DATA SHOWN ->
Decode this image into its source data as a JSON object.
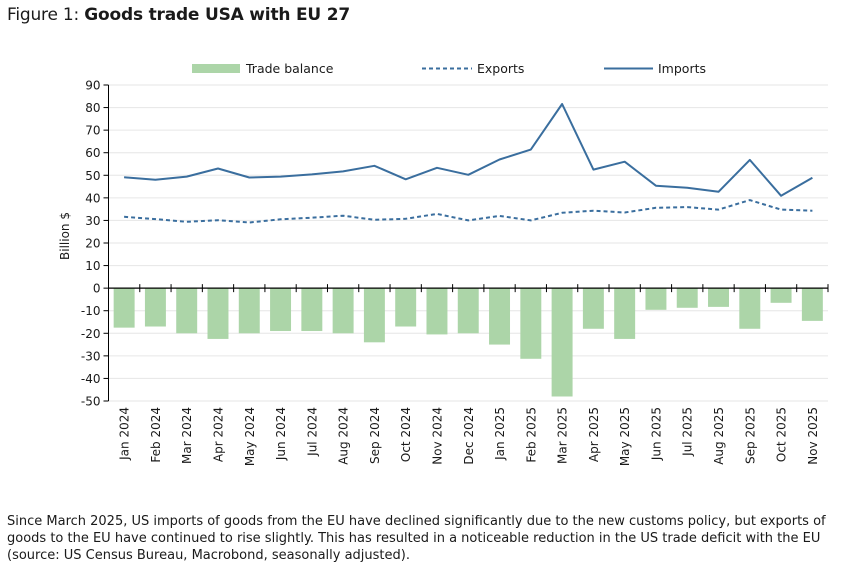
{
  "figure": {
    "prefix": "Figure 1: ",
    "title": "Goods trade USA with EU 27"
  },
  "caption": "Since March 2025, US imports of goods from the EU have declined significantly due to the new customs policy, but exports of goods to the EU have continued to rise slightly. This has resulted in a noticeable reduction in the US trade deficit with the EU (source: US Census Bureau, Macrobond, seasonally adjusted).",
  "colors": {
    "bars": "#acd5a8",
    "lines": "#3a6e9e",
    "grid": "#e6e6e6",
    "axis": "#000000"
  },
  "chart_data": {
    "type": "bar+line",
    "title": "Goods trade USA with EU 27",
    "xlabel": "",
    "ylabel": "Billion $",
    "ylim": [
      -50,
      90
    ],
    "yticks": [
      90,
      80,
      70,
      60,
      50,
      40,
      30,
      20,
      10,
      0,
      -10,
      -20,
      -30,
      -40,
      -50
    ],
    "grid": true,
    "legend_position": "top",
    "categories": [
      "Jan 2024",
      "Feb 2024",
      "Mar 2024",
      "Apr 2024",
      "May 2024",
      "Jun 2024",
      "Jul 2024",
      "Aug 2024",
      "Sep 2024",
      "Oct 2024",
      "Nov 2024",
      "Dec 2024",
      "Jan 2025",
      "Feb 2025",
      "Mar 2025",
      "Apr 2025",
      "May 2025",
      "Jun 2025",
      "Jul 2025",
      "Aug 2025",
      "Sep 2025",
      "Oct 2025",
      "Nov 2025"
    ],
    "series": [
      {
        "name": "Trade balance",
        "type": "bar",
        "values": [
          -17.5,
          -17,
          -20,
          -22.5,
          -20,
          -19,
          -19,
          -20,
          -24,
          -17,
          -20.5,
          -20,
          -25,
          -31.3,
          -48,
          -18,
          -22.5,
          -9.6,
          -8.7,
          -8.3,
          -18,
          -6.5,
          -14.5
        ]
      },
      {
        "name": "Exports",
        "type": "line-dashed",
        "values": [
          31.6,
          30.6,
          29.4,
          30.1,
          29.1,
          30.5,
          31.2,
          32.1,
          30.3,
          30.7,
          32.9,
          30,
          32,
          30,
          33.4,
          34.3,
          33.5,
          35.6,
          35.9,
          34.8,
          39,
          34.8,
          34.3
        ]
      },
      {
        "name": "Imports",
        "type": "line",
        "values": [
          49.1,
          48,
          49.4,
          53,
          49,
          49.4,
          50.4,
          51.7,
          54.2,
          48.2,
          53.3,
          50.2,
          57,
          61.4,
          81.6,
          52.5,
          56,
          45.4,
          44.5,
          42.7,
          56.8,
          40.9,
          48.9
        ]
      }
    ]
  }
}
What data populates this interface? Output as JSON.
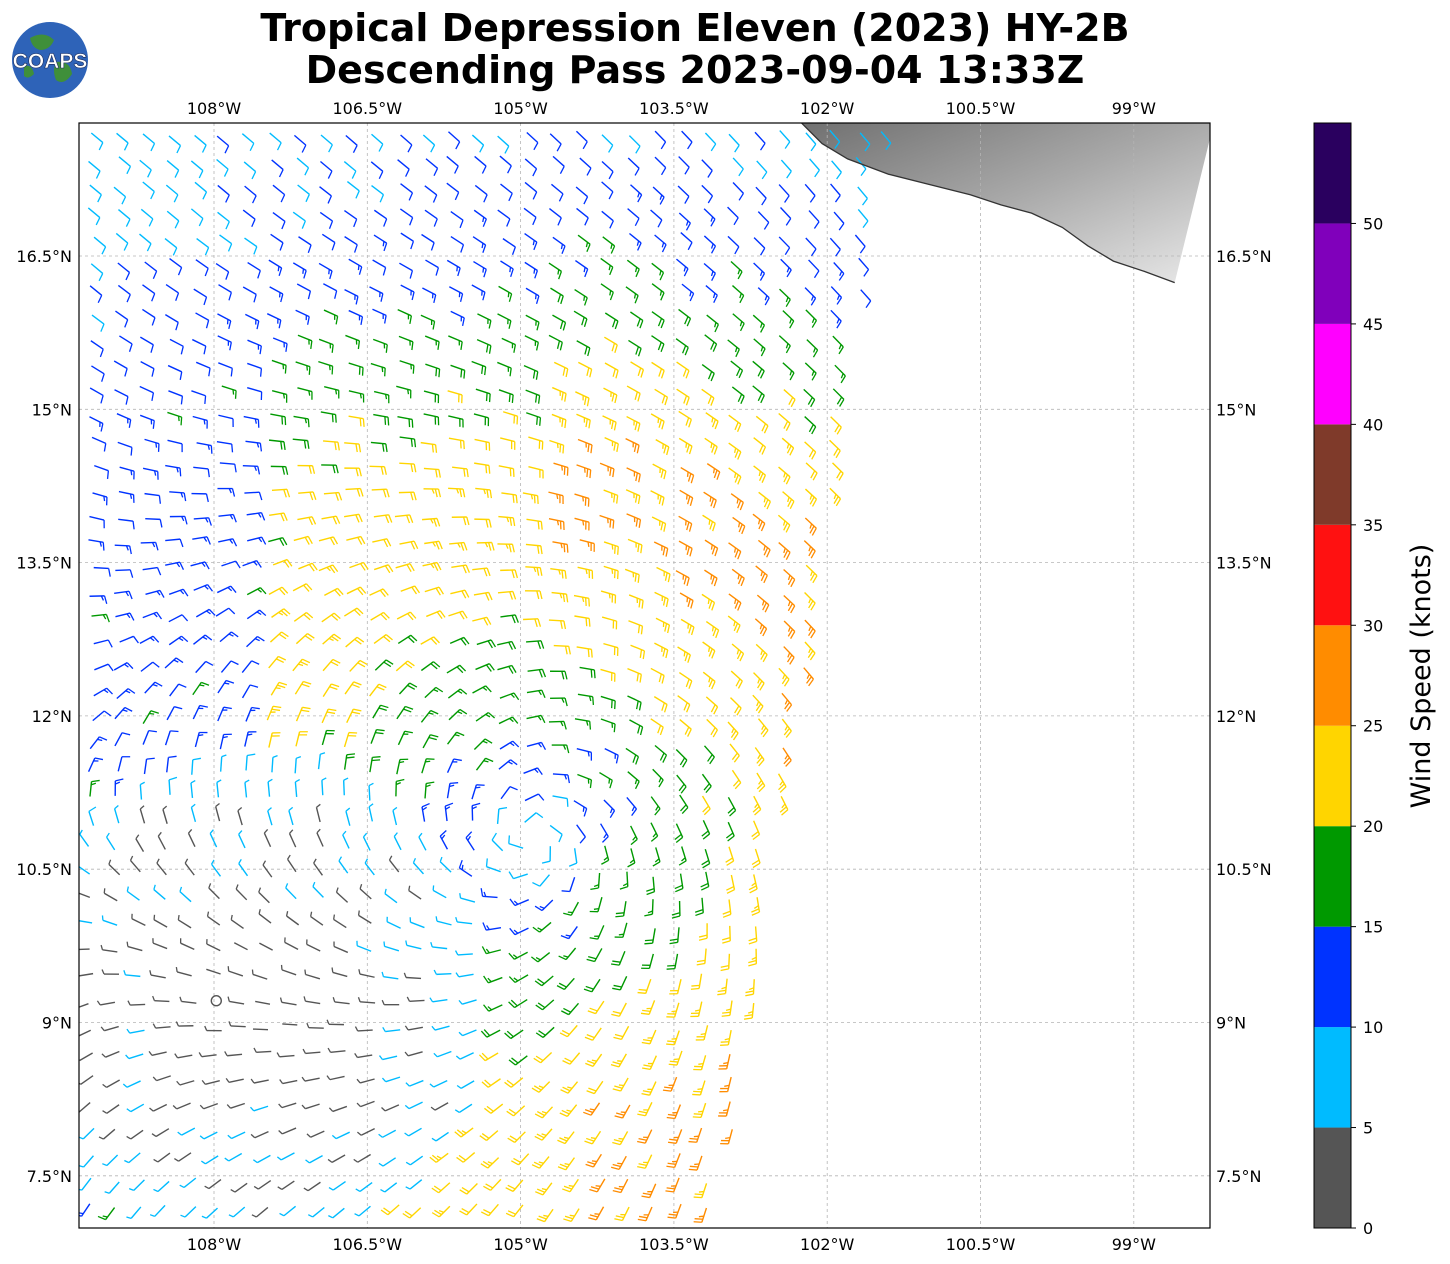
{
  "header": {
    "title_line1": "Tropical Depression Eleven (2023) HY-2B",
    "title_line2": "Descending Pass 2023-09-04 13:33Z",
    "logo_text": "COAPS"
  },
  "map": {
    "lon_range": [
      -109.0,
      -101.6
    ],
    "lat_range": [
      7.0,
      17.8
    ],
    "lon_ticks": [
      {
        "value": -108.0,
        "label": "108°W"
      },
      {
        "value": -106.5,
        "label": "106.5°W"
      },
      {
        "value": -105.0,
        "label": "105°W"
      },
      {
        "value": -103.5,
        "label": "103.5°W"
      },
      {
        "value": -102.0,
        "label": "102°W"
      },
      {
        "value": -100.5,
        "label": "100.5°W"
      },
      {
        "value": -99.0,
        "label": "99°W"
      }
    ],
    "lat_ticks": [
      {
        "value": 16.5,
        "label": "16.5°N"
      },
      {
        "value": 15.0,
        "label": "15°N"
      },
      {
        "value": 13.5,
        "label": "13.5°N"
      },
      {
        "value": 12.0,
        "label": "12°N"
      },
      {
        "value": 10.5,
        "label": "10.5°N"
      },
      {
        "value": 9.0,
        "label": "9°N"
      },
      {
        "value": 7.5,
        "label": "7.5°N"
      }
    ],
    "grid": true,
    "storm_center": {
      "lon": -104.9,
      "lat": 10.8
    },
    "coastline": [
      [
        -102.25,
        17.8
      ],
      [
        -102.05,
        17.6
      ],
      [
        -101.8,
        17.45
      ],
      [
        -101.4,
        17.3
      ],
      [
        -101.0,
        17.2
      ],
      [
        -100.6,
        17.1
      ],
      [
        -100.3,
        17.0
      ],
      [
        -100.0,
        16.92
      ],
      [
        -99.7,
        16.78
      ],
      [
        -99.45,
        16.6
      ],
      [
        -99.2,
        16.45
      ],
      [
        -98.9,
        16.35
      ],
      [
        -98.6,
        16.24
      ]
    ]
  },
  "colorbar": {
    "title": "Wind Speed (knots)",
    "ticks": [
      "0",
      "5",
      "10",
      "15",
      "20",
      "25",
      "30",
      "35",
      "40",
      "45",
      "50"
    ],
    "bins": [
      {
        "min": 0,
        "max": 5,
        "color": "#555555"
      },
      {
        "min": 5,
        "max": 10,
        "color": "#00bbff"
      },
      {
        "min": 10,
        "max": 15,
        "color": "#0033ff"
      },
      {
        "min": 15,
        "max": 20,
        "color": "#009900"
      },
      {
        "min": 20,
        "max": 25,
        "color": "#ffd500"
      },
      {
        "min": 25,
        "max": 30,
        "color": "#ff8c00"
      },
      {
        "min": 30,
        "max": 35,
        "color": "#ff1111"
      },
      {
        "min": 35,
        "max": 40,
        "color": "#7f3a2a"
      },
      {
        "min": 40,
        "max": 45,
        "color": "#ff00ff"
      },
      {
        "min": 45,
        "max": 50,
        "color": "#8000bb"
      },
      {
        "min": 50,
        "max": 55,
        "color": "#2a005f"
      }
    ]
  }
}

TASK DIRECTIONS ->
Above are the records. Copy every line in them holding "source".

FINAL ANSWER ->
Decode this image into its source data as a JSON object.
  "caption": "Since March 2025, US imports of goods from the EU have declined significantly due to the new customs policy, but exports of goods to the EU have continued to rise slightly. This has resulted in a noticeable reduction in the US trade deficit with the EU (source: US Census Bureau, Macrobond, seasonally adjusted).",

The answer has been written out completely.